──────── Material for this exercise

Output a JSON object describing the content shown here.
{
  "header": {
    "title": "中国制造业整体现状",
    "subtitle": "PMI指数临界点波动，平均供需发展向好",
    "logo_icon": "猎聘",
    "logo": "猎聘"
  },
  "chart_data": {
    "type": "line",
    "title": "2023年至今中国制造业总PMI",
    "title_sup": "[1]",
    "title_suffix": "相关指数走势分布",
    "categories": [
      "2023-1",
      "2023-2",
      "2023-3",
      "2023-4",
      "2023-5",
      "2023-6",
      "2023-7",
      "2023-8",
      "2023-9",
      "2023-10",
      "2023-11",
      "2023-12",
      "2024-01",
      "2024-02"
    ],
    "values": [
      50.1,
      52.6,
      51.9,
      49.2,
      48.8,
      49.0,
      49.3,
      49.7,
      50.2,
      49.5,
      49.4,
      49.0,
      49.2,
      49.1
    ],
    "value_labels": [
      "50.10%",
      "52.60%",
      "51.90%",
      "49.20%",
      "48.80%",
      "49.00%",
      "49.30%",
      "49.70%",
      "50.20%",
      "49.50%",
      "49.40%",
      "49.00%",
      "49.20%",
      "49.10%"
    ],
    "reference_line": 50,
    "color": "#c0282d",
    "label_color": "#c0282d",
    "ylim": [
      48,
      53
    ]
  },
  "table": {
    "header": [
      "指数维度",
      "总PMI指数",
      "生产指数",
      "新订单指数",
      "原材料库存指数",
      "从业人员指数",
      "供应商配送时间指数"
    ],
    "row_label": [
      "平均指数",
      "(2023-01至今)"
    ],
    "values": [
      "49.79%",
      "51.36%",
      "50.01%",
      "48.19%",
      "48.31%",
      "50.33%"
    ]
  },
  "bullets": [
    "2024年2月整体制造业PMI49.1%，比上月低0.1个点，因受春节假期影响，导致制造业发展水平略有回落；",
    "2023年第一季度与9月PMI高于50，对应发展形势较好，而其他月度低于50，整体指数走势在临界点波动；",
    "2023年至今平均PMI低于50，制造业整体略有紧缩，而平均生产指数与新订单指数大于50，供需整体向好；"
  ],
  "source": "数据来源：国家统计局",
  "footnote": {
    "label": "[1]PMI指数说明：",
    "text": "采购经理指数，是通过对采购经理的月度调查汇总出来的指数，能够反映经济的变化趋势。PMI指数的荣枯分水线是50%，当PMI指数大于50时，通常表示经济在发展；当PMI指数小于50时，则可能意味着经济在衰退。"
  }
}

────────────────

■ What you have to do
Print all of the entries exactly as they are written.

■ Full response
Output a JSON object describing the content shown here.
{
  "header": {
    "title": "中国制造业整体现状",
    "subtitle": "PMI指数临界点波动，平均供需发展向好",
    "logo_icon": "猎聘",
    "logo": "猎聘"
  },
  "chart_data": {
    "type": "line",
    "title": "2023年至今中国制造业总PMI",
    "title_sup": "[1]",
    "title_suffix": "相关指数走势分布",
    "categories": [
      "2023-1",
      "2023-2",
      "2023-3",
      "2023-4",
      "2023-5",
      "2023-6",
      "2023-7",
      "2023-8",
      "2023-9",
      "2023-10",
      "2023-11",
      "2023-12",
      "2024-01",
      "2024-02"
    ],
    "values": [
      50.1,
      52.6,
      51.9,
      49.2,
      48.8,
      49.0,
      49.3,
      49.7,
      50.2,
      49.5,
      49.4,
      49.0,
      49.2,
      49.1
    ],
    "value_labels": [
      "50.10%",
      "52.60%",
      "51.90%",
      "49.20%",
      "48.80%",
      "49.00%",
      "49.30%",
      "49.70%",
      "50.20%",
      "49.50%",
      "49.40%",
      "49.00%",
      "49.20%",
      "49.10%"
    ],
    "reference_line": 50,
    "color": "#c0282d",
    "label_color": "#c0282d",
    "ylim": [
      48,
      53
    ]
  },
  "table": {
    "header": [
      "指数维度",
      "总PMI指数",
      "生产指数",
      "新订单指数",
      "原材料库存指数",
      "从业人员指数",
      "供应商配送时间指数"
    ],
    "row_label": [
      "平均指数",
      "(2023-01至今)"
    ],
    "values": [
      "49.79%",
      "51.36%",
      "50.01%",
      "48.19%",
      "48.31%",
      "50.33%"
    ]
  },
  "bullets": [
    "2024年2月整体制造业PMI49.1%，比上月低0.1个点，因受春节假期影响，导致制造业发展水平略有回落；",
    "2023年第一季度与9月PMI高于50，对应发展形势较好，而其他月度低于50，整体指数走势在临界点波动；",
    "2023年至今平均PMI低于50，制造业整体略有紧缩，而平均生产指数与新订单指数大于50，供需整体向好；"
  ],
  "source": "数据来源：国家统计局",
  "footnote": {
    "label": "[1]PMI指数说明：",
    "text": "采购经理指数，是通过对采购经理的月度调查汇总出来的指数，能够反映经济的变化趋势。PMI指数的荣枯分水线是50%，当PMI指数大于50时，通常表示经济在发展；当PMI指数小于50时，则可能意味着经济在衰退。"
  }
}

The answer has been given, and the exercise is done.